[Data]:
══════════

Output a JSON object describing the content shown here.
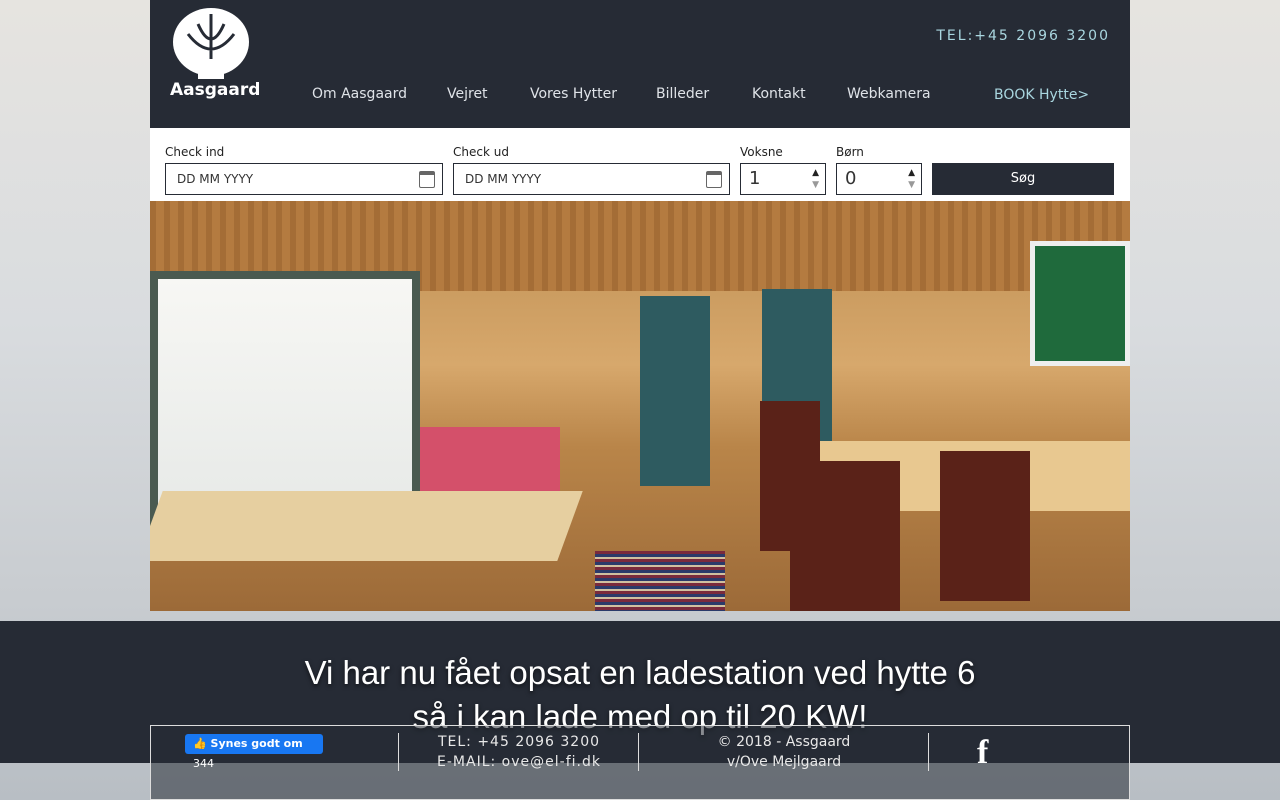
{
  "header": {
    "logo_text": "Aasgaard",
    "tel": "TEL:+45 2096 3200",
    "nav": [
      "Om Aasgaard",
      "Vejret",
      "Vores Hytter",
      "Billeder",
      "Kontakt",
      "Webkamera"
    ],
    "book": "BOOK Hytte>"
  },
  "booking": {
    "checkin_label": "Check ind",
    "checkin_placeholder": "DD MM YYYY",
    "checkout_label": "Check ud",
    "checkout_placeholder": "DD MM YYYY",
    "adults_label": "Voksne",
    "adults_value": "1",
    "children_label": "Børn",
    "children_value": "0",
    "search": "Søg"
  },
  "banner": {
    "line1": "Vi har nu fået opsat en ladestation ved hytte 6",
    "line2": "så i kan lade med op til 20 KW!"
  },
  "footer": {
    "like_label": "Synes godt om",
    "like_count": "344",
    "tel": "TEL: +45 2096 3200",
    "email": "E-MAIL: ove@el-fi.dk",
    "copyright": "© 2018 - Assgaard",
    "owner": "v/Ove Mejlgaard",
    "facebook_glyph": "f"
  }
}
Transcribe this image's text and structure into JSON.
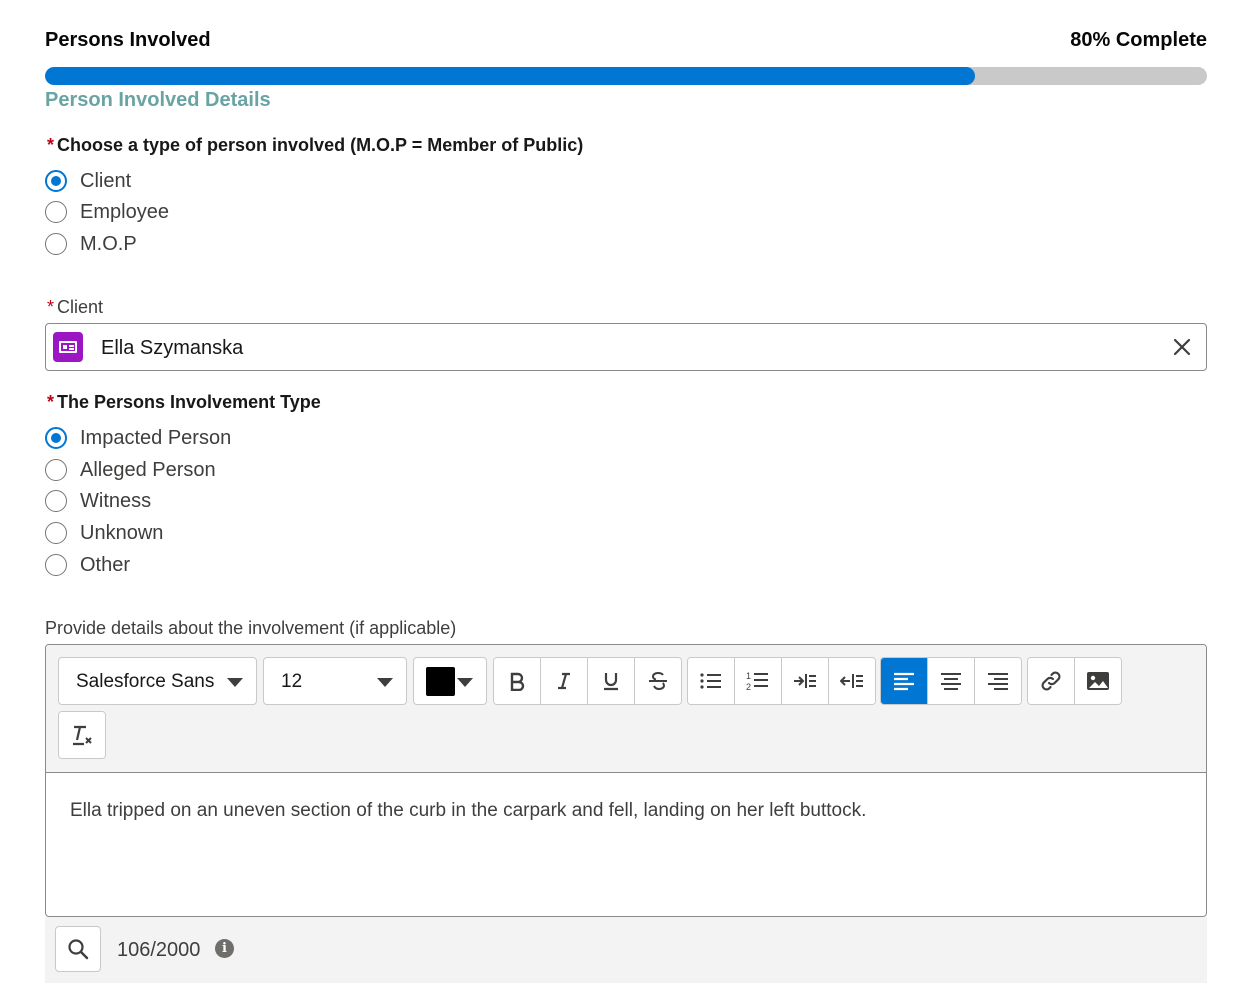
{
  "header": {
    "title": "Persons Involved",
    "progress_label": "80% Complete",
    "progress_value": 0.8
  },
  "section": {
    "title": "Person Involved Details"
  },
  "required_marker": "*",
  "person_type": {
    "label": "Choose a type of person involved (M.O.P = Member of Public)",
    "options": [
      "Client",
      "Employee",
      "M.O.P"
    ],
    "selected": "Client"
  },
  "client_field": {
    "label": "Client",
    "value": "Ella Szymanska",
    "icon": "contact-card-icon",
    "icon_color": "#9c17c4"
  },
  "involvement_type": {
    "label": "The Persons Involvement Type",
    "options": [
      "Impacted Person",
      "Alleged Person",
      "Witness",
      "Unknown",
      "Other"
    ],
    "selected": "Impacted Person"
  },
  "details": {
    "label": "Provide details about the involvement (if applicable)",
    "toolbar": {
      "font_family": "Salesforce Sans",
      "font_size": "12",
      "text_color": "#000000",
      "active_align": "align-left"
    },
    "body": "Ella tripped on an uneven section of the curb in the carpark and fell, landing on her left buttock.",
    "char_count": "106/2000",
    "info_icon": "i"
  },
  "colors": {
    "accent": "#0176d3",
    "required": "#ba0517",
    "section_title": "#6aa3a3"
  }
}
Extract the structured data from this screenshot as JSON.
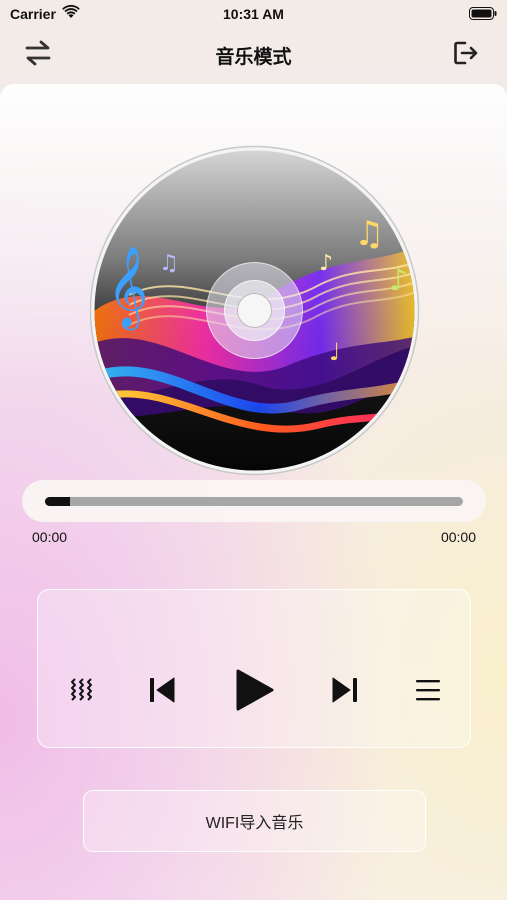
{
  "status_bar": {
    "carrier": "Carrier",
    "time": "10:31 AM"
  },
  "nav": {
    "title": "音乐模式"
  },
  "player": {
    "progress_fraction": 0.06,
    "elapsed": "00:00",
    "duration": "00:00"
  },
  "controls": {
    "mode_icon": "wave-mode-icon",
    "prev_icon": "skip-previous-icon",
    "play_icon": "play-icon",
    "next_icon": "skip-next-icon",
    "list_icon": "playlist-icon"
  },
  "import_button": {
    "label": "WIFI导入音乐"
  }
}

══════════

[What is being asked]: All of the lines above should be retyped precisely, apart from the pictures.

[Output of the task]:
Output a JSON object describing the content shown here.
{
  "header": {
    "logo_text": "Aasgaard",
    "tel": "TEL:+45 2096 3200",
    "nav": [
      "Om Aasgaard",
      "Vejret",
      "Vores Hytter",
      "Billeder",
      "Kontakt",
      "Webkamera"
    ],
    "book": "BOOK Hytte>"
  },
  "booking": {
    "checkin_label": "Check ind",
    "checkin_placeholder": "DD MM YYYY",
    "checkout_label": "Check ud",
    "checkout_placeholder": "DD MM YYYY",
    "adults_label": "Voksne",
    "adults_value": "1",
    "children_label": "Børn",
    "children_value": "0",
    "search": "Søg"
  },
  "banner": {
    "line1": "Vi har nu fået opsat en ladestation ved hytte 6",
    "line2": "så i kan lade med op til 20 KW!"
  },
  "footer": {
    "like_label": "Synes godt om",
    "like_count": "344",
    "tel": "TEL: +45 2096 3200",
    "email": "E-MAIL: ove@el-fi.dk",
    "copyright": "© 2018 - Assgaard",
    "owner": "v/Ove Mejlgaard",
    "facebook_glyph": "f"
  }
}
Transcribe this image's text and structure into JSON.
{
  "header": {
    "title": "Persons Involved",
    "progress_label": "80% Complete",
    "progress_value": 0.8
  },
  "section": {
    "title": "Person Involved Details"
  },
  "required_marker": "*",
  "person_type": {
    "label": "Choose a type of person involved (M.O.P = Member of Public)",
    "options": [
      "Client",
      "Employee",
      "M.O.P"
    ],
    "selected": "Client"
  },
  "client_field": {
    "label": "Client",
    "value": "Ella Szymanska",
    "icon": "contact-card-icon",
    "icon_color": "#9c17c4"
  },
  "involvement_type": {
    "label": "The Persons Involvement Type",
    "options": [
      "Impacted Person",
      "Alleged Person",
      "Witness",
      "Unknown",
      "Other"
    ],
    "selected": "Impacted Person"
  },
  "details": {
    "label": "Provide details about the involvement (if applicable)",
    "toolbar": {
      "font_family": "Salesforce Sans",
      "font_size": "12",
      "text_color": "#000000",
      "active_align": "align-left"
    },
    "body": "Ella tripped on an uneven section of the curb in the carpark and fell, landing on her left buttock.",
    "char_count": "106/2000",
    "info_icon": "i"
  },
  "colors": {
    "accent": "#0176d3",
    "required": "#ba0517",
    "section_title": "#6aa3a3"
  }
}
Extract the structured data from this screenshot as JSON.
{
  "status_bar": {
    "carrier": "Carrier",
    "time": "10:31 AM"
  },
  "nav": {
    "title": "音乐模式"
  },
  "player": {
    "progress_fraction": 0.06,
    "elapsed": "00:00",
    "duration": "00:00"
  },
  "controls": {
    "mode_icon": "wave-mode-icon",
    "prev_icon": "skip-previous-icon",
    "play_icon": "play-icon",
    "next_icon": "skip-next-icon",
    "list_icon": "playlist-icon"
  },
  "import_button": {
    "label": "WIFI导入音乐"
  }
}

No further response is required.